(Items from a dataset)
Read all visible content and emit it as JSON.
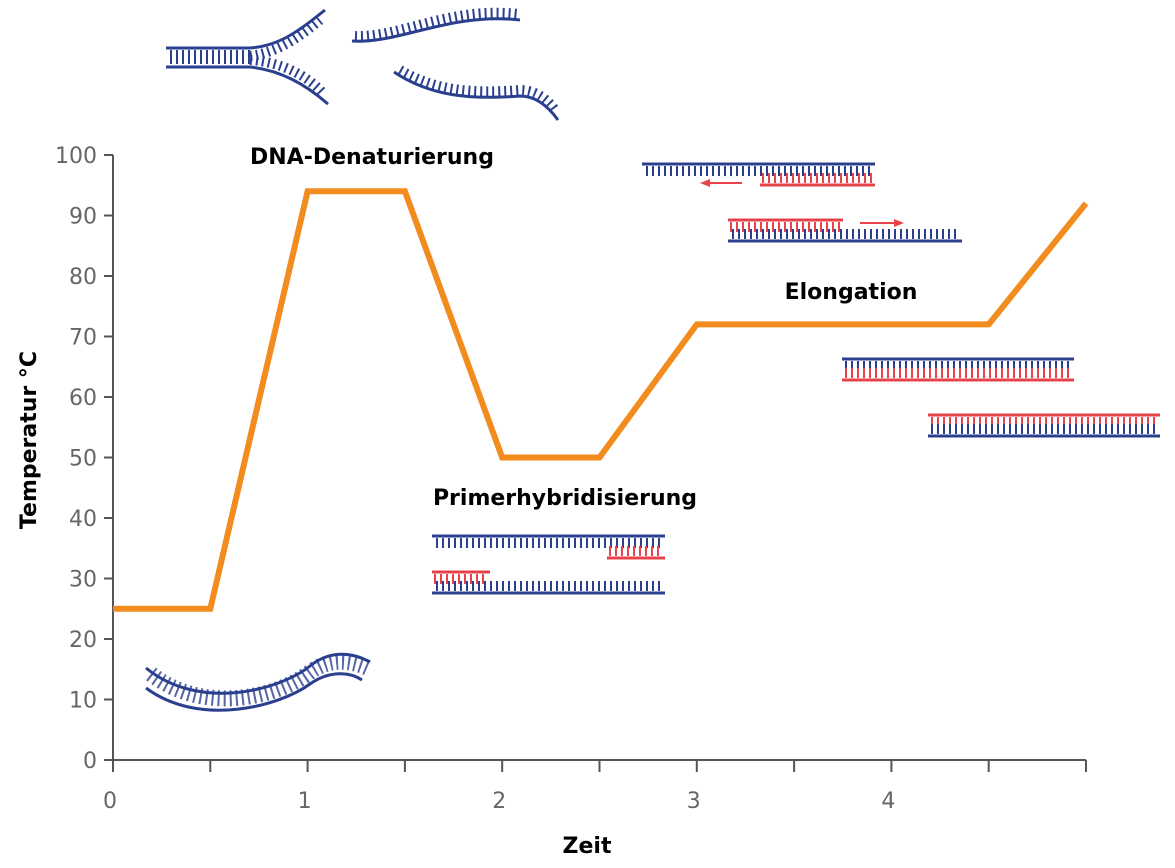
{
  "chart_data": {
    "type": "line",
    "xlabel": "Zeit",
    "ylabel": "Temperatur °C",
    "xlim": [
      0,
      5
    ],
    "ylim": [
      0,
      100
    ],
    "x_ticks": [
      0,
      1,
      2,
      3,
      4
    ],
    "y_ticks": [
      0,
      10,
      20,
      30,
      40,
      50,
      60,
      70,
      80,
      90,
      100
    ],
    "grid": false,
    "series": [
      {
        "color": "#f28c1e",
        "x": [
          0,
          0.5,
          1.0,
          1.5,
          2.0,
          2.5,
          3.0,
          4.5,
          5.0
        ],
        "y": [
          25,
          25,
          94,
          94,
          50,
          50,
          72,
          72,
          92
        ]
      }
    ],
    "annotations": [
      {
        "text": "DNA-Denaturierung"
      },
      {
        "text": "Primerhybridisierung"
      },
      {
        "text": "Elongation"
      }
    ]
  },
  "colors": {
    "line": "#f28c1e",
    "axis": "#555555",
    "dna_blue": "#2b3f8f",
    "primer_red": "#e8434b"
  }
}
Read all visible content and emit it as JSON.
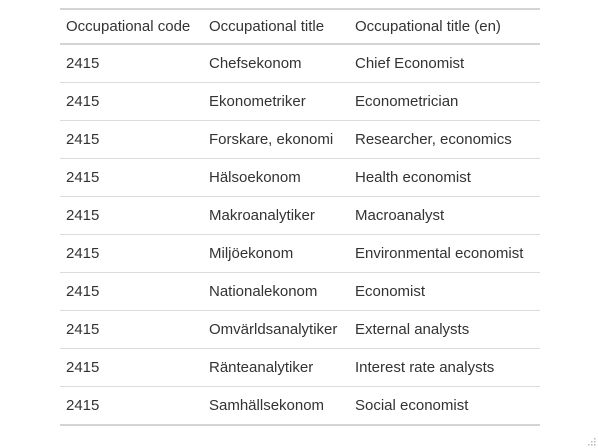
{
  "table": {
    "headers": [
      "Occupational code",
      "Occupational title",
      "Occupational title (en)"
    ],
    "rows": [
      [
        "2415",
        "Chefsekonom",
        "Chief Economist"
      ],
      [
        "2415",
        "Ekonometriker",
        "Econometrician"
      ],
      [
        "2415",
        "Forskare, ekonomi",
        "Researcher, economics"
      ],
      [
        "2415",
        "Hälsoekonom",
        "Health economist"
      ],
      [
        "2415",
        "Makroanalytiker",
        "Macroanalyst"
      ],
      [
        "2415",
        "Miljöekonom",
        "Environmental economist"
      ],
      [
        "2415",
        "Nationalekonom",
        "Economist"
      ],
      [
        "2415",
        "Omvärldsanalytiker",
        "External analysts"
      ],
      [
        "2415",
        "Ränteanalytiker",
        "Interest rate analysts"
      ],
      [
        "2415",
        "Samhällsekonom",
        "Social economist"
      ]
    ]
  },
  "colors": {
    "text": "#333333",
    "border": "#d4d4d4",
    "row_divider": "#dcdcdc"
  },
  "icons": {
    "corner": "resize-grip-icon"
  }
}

## What is required
From the listing above, copy every line that includes the word "analysts".

## Response
        "External analysts"
        "Interest rate analysts"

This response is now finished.